Information shown:
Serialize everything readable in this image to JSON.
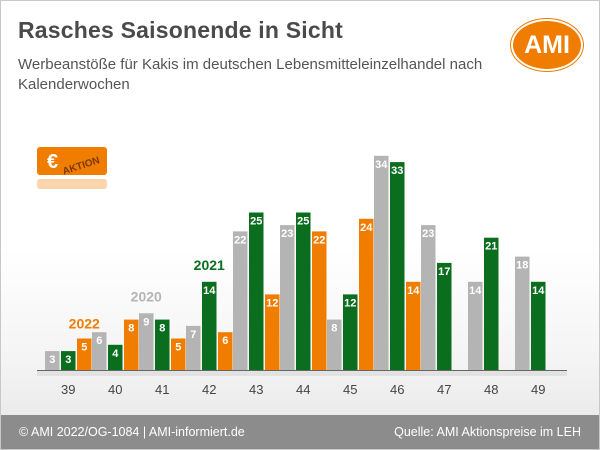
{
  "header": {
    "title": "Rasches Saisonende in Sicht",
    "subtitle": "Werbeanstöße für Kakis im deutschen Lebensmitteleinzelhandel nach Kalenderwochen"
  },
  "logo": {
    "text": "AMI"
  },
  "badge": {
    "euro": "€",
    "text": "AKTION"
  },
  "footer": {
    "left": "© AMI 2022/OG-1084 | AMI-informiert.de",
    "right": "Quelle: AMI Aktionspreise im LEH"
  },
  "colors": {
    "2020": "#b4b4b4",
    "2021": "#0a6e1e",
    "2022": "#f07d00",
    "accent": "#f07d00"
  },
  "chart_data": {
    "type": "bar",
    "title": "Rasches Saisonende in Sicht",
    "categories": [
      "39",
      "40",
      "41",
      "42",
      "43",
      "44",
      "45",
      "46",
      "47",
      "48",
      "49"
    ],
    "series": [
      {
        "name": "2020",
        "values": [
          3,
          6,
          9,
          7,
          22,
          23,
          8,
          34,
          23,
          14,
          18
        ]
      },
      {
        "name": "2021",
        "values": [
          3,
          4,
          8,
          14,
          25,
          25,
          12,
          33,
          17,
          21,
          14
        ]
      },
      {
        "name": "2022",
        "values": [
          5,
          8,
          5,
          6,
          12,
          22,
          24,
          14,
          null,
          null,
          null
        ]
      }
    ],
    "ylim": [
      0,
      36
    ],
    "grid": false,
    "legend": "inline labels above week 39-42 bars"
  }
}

Aim: Print all of the entries word for word. Omit the pictures they contain.

Answer in full:
Serialize everything readable in this image to JSON.
{
  "header": {
    "title": "Rasches Saisonende in Sicht",
    "subtitle": "Werbeanstöße für Kakis im deutschen Lebensmitteleinzelhandel nach Kalenderwochen"
  },
  "logo": {
    "text": "AMI"
  },
  "badge": {
    "euro": "€",
    "text": "AKTION"
  },
  "footer": {
    "left": "© AMI 2022/OG-1084 | AMI-informiert.de",
    "right": "Quelle: AMI Aktionspreise im LEH"
  },
  "colors": {
    "2020": "#b4b4b4",
    "2021": "#0a6e1e",
    "2022": "#f07d00",
    "accent": "#f07d00"
  },
  "chart_data": {
    "type": "bar",
    "title": "Rasches Saisonende in Sicht",
    "categories": [
      "39",
      "40",
      "41",
      "42",
      "43",
      "44",
      "45",
      "46",
      "47",
      "48",
      "49"
    ],
    "series": [
      {
        "name": "2020",
        "values": [
          3,
          6,
          9,
          7,
          22,
          23,
          8,
          34,
          23,
          14,
          18
        ]
      },
      {
        "name": "2021",
        "values": [
          3,
          4,
          8,
          14,
          25,
          25,
          12,
          33,
          17,
          21,
          14
        ]
      },
      {
        "name": "2022",
        "values": [
          5,
          8,
          5,
          6,
          12,
          22,
          24,
          14,
          null,
          null,
          null
        ]
      }
    ],
    "ylim": [
      0,
      36
    ],
    "grid": false,
    "legend": "inline labels above week 39-42 bars"
  }
}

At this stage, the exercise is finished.